*Work to be completed*
Search the material below for the string "blue" and extract each line that has it.

*Data rows*
(begin)
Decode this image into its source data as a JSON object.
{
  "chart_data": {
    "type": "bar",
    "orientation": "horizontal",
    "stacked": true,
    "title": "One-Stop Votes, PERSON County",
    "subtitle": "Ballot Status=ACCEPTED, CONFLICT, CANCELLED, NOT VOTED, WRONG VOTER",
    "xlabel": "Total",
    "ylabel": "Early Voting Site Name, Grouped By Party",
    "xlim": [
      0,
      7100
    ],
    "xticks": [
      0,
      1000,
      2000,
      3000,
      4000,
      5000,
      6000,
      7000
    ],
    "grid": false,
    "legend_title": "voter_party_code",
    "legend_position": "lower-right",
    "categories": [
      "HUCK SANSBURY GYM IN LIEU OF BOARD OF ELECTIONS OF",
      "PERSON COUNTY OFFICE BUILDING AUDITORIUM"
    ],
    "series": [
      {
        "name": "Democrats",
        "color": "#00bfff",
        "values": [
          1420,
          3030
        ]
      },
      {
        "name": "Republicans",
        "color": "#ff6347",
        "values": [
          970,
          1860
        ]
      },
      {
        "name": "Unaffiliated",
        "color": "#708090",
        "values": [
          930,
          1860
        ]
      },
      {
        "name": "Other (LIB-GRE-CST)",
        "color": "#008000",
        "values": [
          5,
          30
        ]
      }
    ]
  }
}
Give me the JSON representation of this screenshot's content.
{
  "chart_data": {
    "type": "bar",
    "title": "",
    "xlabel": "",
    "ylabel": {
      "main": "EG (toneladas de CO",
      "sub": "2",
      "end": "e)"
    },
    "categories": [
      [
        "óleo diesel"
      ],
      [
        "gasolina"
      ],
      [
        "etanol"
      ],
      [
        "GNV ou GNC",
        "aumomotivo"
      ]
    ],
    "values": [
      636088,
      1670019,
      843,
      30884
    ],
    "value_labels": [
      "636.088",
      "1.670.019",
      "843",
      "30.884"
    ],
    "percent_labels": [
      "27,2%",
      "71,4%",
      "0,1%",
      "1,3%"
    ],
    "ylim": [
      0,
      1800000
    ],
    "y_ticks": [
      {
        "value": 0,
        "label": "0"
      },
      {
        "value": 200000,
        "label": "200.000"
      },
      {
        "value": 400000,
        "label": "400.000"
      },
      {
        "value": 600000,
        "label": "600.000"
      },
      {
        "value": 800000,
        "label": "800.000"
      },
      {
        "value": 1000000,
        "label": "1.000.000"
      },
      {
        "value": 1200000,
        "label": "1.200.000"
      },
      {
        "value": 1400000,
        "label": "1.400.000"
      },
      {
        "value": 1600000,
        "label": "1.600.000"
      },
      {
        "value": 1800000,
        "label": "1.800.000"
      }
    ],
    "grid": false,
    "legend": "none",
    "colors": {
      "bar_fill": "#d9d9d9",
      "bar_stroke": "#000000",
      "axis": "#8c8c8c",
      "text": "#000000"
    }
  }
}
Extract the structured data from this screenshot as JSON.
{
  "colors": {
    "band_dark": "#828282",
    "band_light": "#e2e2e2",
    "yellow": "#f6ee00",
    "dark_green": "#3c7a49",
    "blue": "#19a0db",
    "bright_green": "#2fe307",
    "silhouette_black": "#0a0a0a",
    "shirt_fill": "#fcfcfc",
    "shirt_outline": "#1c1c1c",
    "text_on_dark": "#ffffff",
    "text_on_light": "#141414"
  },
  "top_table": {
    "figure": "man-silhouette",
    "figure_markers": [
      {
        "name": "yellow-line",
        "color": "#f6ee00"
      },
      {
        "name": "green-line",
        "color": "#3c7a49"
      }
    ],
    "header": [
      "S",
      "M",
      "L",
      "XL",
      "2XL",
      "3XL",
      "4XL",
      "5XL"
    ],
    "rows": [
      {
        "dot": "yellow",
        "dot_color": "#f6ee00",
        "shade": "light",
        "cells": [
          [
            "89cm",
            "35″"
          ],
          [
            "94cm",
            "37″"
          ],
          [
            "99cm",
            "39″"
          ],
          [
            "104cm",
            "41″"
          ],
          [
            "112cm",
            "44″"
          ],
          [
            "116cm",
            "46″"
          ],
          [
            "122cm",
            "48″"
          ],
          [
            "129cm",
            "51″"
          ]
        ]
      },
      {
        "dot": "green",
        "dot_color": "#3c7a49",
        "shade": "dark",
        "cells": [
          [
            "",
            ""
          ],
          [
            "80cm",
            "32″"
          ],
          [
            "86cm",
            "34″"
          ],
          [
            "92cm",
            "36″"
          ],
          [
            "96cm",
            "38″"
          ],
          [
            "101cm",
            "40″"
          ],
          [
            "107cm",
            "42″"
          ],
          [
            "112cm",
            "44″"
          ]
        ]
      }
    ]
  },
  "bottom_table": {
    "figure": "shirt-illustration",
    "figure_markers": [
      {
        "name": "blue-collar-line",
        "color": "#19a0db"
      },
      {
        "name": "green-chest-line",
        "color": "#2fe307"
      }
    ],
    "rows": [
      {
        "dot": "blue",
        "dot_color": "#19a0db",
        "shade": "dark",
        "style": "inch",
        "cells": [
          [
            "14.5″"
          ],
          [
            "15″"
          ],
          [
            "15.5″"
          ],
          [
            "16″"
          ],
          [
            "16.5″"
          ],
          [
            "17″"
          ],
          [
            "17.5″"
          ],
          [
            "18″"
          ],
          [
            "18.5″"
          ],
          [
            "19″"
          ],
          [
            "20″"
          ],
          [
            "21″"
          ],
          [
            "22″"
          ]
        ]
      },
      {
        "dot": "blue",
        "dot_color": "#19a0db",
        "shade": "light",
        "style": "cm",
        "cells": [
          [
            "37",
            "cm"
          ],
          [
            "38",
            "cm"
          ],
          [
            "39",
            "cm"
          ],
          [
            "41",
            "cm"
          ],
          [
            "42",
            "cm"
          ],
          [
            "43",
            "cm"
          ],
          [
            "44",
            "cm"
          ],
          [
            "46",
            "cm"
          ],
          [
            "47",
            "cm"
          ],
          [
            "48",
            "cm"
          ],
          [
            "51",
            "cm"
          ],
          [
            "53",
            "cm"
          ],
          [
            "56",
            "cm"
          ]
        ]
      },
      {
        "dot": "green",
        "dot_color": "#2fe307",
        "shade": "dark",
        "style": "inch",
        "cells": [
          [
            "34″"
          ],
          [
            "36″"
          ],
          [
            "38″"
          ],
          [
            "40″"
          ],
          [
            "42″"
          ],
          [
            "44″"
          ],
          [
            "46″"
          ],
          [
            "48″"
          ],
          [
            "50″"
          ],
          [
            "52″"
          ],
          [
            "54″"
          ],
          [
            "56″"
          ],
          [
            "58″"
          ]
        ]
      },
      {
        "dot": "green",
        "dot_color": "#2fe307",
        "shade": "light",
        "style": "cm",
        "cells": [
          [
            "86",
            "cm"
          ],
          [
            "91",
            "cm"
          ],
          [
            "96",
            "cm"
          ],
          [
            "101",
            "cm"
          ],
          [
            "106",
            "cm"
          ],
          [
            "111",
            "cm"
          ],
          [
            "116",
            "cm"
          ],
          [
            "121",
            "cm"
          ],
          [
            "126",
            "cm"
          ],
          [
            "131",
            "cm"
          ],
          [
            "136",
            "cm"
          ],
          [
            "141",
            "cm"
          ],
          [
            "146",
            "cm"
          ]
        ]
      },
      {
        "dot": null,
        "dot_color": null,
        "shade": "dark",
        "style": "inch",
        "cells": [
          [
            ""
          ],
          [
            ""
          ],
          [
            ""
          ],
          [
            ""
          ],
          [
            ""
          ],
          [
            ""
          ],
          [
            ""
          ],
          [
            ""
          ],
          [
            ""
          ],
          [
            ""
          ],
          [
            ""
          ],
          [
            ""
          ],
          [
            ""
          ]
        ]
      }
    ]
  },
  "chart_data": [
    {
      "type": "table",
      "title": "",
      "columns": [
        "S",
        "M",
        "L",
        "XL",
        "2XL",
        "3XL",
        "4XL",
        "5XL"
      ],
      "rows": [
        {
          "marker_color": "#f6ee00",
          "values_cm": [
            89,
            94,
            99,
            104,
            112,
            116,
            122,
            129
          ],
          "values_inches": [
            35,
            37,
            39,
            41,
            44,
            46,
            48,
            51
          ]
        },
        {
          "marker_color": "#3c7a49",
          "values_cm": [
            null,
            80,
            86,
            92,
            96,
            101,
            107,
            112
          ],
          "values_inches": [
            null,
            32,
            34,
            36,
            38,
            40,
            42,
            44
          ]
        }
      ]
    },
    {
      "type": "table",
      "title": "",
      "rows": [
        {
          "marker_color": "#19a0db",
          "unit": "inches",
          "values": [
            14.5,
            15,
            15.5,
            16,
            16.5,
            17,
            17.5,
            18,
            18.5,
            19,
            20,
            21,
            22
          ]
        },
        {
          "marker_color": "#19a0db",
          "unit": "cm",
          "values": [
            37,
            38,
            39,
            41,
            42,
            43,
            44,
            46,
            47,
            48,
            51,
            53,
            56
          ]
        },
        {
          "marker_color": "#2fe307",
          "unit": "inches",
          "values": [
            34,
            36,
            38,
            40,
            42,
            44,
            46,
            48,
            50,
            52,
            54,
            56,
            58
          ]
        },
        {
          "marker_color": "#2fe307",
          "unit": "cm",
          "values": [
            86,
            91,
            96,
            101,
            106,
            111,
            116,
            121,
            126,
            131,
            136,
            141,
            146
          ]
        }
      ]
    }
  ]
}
(end)
*Result of this exercise*
    "blue": "#19a0db",
        "name": "blue-collar-line",
        "dot": "blue",
        "dot": "blue",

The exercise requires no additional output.